-- begin --
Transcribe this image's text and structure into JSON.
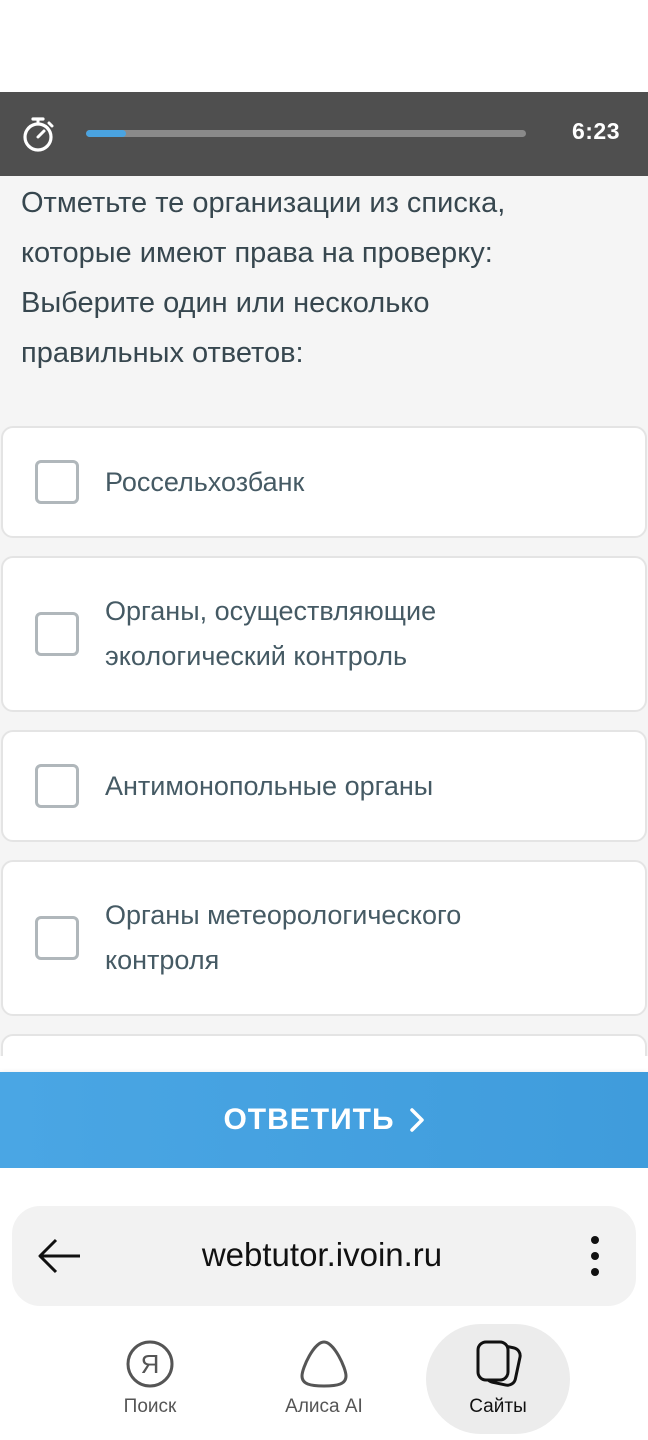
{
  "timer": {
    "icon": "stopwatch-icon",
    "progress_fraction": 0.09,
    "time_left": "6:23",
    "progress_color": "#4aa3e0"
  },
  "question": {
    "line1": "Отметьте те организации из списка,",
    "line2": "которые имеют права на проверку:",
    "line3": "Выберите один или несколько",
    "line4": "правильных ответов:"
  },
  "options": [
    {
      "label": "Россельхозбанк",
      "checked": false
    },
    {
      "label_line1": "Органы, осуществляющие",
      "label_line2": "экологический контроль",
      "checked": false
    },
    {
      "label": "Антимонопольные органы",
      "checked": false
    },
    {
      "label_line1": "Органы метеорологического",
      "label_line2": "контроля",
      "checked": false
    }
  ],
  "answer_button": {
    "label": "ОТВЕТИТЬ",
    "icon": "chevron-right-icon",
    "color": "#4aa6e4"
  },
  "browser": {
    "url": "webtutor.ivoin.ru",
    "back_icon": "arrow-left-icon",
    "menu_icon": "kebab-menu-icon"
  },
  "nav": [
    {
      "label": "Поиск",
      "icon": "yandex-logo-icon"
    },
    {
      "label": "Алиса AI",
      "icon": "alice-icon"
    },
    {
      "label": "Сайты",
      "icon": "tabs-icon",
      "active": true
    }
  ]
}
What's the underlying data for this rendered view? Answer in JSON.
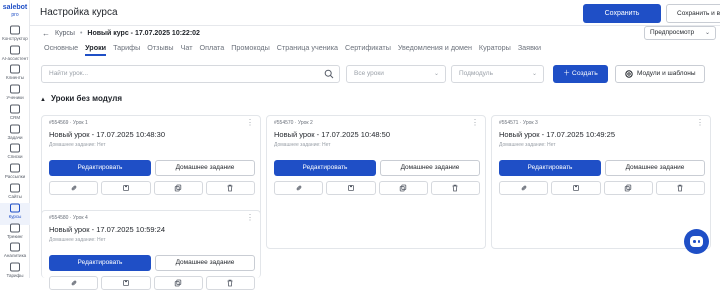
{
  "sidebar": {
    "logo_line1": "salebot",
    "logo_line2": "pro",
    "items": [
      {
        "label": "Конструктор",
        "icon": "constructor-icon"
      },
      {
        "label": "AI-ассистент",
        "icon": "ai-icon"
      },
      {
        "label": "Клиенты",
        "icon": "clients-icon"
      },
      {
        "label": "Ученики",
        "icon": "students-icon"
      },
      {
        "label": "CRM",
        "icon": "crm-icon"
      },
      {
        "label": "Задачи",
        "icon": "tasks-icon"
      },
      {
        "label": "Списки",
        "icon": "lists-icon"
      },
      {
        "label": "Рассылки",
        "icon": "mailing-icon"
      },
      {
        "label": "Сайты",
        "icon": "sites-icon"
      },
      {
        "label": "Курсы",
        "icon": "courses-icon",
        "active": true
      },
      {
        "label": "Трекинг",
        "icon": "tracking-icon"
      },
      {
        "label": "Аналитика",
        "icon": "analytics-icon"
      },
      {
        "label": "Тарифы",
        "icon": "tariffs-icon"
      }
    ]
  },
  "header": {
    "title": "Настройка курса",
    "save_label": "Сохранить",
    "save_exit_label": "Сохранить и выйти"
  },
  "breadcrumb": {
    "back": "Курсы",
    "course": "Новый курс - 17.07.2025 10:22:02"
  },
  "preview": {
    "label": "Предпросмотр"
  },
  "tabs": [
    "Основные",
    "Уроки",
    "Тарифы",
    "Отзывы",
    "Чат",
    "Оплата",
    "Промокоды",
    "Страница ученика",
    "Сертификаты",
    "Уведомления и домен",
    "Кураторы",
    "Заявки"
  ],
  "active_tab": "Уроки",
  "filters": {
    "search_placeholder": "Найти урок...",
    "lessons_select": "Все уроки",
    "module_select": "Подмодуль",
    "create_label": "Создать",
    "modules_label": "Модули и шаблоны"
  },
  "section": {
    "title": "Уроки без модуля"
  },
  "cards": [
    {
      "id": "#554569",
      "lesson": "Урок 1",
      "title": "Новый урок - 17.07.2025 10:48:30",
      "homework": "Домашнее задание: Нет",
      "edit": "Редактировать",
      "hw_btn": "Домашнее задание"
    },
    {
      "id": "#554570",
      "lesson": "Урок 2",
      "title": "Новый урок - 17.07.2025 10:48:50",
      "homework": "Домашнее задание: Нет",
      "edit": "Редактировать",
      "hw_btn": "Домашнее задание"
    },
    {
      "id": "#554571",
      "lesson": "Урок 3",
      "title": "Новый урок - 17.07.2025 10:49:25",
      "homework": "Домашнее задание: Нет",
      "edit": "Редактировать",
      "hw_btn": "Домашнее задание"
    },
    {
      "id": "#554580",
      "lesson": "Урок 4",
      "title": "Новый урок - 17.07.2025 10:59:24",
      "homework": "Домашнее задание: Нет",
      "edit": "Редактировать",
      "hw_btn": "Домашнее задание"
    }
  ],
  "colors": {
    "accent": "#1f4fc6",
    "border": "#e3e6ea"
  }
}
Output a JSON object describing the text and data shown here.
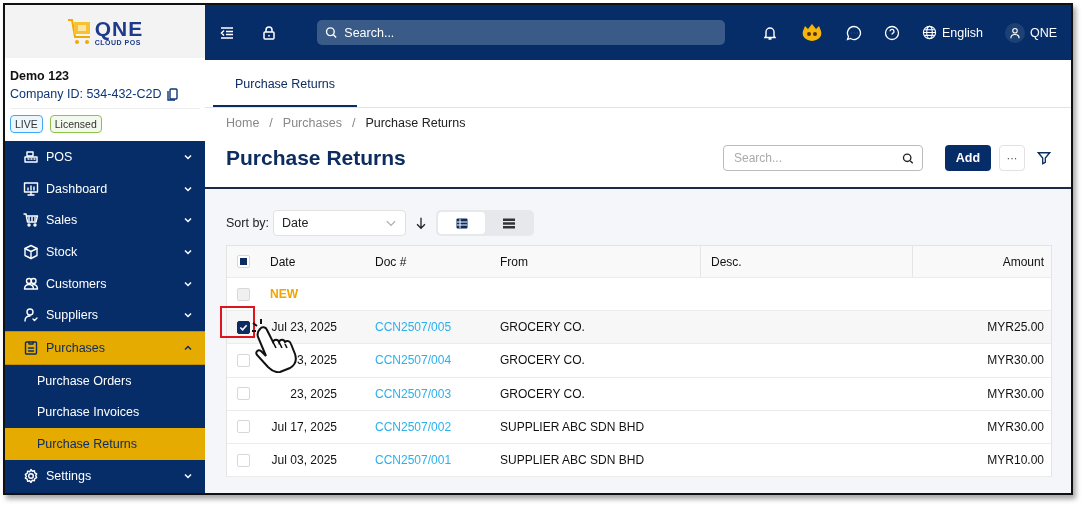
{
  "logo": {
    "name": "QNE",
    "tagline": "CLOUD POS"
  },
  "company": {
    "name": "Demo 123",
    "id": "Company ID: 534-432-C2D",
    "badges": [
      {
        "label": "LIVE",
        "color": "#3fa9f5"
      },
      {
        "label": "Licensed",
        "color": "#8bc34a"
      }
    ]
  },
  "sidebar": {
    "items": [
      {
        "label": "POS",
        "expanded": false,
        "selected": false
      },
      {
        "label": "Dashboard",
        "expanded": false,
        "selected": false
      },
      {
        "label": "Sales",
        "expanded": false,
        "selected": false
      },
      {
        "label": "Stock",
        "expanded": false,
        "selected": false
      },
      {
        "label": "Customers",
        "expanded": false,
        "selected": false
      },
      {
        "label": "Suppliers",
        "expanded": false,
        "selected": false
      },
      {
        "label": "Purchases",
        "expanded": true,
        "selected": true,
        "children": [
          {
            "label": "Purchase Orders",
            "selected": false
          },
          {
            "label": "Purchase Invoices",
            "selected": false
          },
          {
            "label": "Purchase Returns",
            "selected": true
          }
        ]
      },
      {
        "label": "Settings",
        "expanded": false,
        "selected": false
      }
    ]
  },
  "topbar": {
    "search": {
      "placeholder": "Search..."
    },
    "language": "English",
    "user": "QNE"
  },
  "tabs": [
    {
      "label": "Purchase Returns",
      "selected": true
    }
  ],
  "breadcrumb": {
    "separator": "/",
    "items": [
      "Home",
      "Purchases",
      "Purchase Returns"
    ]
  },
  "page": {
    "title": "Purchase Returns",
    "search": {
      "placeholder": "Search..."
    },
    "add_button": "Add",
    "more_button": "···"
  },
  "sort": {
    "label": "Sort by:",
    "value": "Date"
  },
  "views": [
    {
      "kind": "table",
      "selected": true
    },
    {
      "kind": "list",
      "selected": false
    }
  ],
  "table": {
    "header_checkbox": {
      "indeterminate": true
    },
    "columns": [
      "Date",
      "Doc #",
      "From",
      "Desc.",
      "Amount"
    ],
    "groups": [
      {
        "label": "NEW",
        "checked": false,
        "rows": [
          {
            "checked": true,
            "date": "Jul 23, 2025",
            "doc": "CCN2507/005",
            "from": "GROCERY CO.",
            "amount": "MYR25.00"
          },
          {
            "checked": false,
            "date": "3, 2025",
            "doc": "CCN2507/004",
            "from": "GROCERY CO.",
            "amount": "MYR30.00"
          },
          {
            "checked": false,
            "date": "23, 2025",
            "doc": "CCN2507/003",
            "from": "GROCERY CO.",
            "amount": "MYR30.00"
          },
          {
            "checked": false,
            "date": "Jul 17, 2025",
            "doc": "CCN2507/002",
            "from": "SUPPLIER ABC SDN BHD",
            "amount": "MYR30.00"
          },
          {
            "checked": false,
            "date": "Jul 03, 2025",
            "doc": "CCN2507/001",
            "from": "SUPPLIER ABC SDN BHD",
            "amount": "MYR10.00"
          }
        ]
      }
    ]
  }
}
-- end --
** What the task asks **
Print all the records again exactly; do not include any picture.

** Task solution **
Transcribe this image's text and structure into JSON.
{
  "timer": {
    "icon": "stopwatch-icon",
    "progress_fraction": 0.09,
    "time_left": "6:23",
    "progress_color": "#4aa3e0"
  },
  "question": {
    "line1": "Отметьте те организации из списка,",
    "line2": "которые имеют права на проверку:",
    "line3": "Выберите один или несколько",
    "line4": "правильных ответов:"
  },
  "options": [
    {
      "label": "Россельхозбанк",
      "checked": false
    },
    {
      "label_line1": "Органы, осуществляющие",
      "label_line2": "экологический контроль",
      "checked": false
    },
    {
      "label": "Антимонопольные органы",
      "checked": false
    },
    {
      "label_line1": "Органы метеорологического",
      "label_line2": "контроля",
      "checked": false
    }
  ],
  "answer_button": {
    "label": "ОТВЕТИТЬ",
    "icon": "chevron-right-icon",
    "color": "#4aa6e4"
  },
  "browser": {
    "url": "webtutor.ivoin.ru",
    "back_icon": "arrow-left-icon",
    "menu_icon": "kebab-menu-icon"
  },
  "nav": [
    {
      "label": "Поиск",
      "icon": "yandex-logo-icon"
    },
    {
      "label": "Алиса AI",
      "icon": "alice-icon"
    },
    {
      "label": "Сайты",
      "icon": "tabs-icon",
      "active": true
    }
  ]
}
What's the underlying data for this rendered view? Answer in JSON.
{
  "sidebar": {
    "logo_line1": "salebot",
    "logo_line2": "pro",
    "items": [
      {
        "label": "Конструктор",
        "icon": "constructor-icon"
      },
      {
        "label": "AI-ассистент",
        "icon": "ai-icon"
      },
      {
        "label": "Клиенты",
        "icon": "clients-icon"
      },
      {
        "label": "Ученики",
        "icon": "students-icon"
      },
      {
        "label": "CRM",
        "icon": "crm-icon"
      },
      {
        "label": "Задачи",
        "icon": "tasks-icon"
      },
      {
        "label": "Списки",
        "icon": "lists-icon"
      },
      {
        "label": "Рассылки",
        "icon": "mailing-icon"
      },
      {
        "label": "Сайты",
        "icon": "sites-icon"
      },
      {
        "label": "Курсы",
        "icon": "courses-icon",
        "active": true
      },
      {
        "label": "Трекинг",
        "icon": "tracking-icon"
      },
      {
        "label": "Аналитика",
        "icon": "analytics-icon"
      },
      {
        "label": "Тарифы",
        "icon": "tariffs-icon"
      }
    ]
  },
  "header": {
    "title": "Настройка курса",
    "save_label": "Сохранить",
    "save_exit_label": "Сохранить и выйти"
  },
  "breadcrumb": {
    "back": "Курсы",
    "course": "Новый курс - 17.07.2025 10:22:02"
  },
  "preview": {
    "label": "Предпросмотр"
  },
  "tabs": [
    "Основные",
    "Уроки",
    "Тарифы",
    "Отзывы",
    "Чат",
    "Оплата",
    "Промокоды",
    "Страница ученика",
    "Сертификаты",
    "Уведомления и домен",
    "Кураторы",
    "Заявки"
  ],
  "active_tab": "Уроки",
  "filters": {
    "search_placeholder": "Найти урок...",
    "lessons_select": "Все уроки",
    "module_select": "Подмодуль",
    "create_label": "Создать",
    "modules_label": "Модули и шаблоны"
  },
  "section": {
    "title": "Уроки без модуля"
  },
  "cards": [
    {
      "id": "#554569",
      "lesson": "Урок 1",
      "title": "Новый урок - 17.07.2025 10:48:30",
      "homework": "Домашнее задание: Нет",
      "edit": "Редактировать",
      "hw_btn": "Домашнее задание"
    },
    {
      "id": "#554570",
      "lesson": "Урок 2",
      "title": "Новый урок - 17.07.2025 10:48:50",
      "homework": "Домашнее задание: Нет",
      "edit": "Редактировать",
      "hw_btn": "Домашнее задание"
    },
    {
      "id": "#554571",
      "lesson": "Урок 3",
      "title": "Новый урок - 17.07.2025 10:49:25",
      "homework": "Домашнее задание: Нет",
      "edit": "Редактировать",
      "hw_btn": "Домашнее задание"
    },
    {
      "id": "#554580",
      "lesson": "Урок 4",
      "title": "Новый урок - 17.07.2025 10:59:24",
      "homework": "Домашнее задание: Нет",
      "edit": "Редактировать",
      "hw_btn": "Домашнее задание"
    }
  ],
  "colors": {
    "accent": "#1f4fc6",
    "border": "#e3e6ea"
  }
}
Output a JSON object describing the text and data shown here.
{
  "logo": {
    "name": "QNE",
    "tagline": "CLOUD POS"
  },
  "company": {
    "name": "Demo 123",
    "id": "Company ID: 534-432-C2D",
    "badges": [
      {
        "label": "LIVE",
        "color": "#3fa9f5"
      },
      {
        "label": "Licensed",
        "color": "#8bc34a"
      }
    ]
  },
  "sidebar": {
    "items": [
      {
        "label": "POS",
        "expanded": false,
        "selected": false
      },
      {
        "label": "Dashboard",
        "expanded": false,
        "selected": false
      },
      {
        "label": "Sales",
        "expanded": false,
        "selected": false
      },
      {
        "label": "Stock",
        "expanded": false,
        "selected": false
      },
      {
        "label": "Customers",
        "expanded": false,
        "selected": false
      },
      {
        "label": "Suppliers",
        "expanded": false,
        "selected": false
      },
      {
        "label": "Purchases",
        "expanded": true,
        "selected": true,
        "children": [
          {
            "label": "Purchase Orders",
            "selected": false
          },
          {
            "label": "Purchase Invoices",
            "selected": false
          },
          {
            "label": "Purchase Returns",
            "selected": true
          }
        ]
      },
      {
        "label": "Settings",
        "expanded": false,
        "selected": false
      }
    ]
  },
  "topbar": {
    "search": {
      "placeholder": "Search..."
    },
    "language": "English",
    "user": "QNE"
  },
  "tabs": [
    {
      "label": "Purchase Returns",
      "selected": true
    }
  ],
  "breadcrumb": {
    "separator": "/",
    "items": [
      "Home",
      "Purchases",
      "Purchase Returns"
    ]
  },
  "page": {
    "title": "Purchase Returns",
    "search": {
      "placeholder": "Search..."
    },
    "add_button": "Add",
    "more_button": "···"
  },
  "sort": {
    "label": "Sort by:",
    "value": "Date"
  },
  "views": [
    {
      "kind": "table",
      "selected": true
    },
    {
      "kind": "list",
      "selected": false
    }
  ],
  "table": {
    "header_checkbox": {
      "indeterminate": true
    },
    "columns": [
      "Date",
      "Doc #",
      "From",
      "Desc.",
      "Amount"
    ],
    "groups": [
      {
        "label": "NEW",
        "checked": false,
        "rows": [
          {
            "checked": true,
            "date": "Jul 23, 2025",
            "doc": "CCN2507/005",
            "from": "GROCERY CO.",
            "amount": "MYR25.00"
          },
          {
            "checked": false,
            "date": "3, 2025",
            "doc": "CCN2507/004",
            "from": "GROCERY CO.",
            "amount": "MYR30.00"
          },
          {
            "checked": false,
            "date": "23, 2025",
            "doc": "CCN2507/003",
            "from": "GROCERY CO.",
            "amount": "MYR30.00"
          },
          {
            "checked": false,
            "date": "Jul 17, 2025",
            "doc": "CCN2507/002",
            "from": "SUPPLIER ABC SDN BHD",
            "amount": "MYR30.00"
          },
          {
            "checked": false,
            "date": "Jul 03, 2025",
            "doc": "CCN2507/001",
            "from": "SUPPLIER ABC SDN BHD",
            "amount": "MYR10.00"
          }
        ]
      }
    ]
  }
}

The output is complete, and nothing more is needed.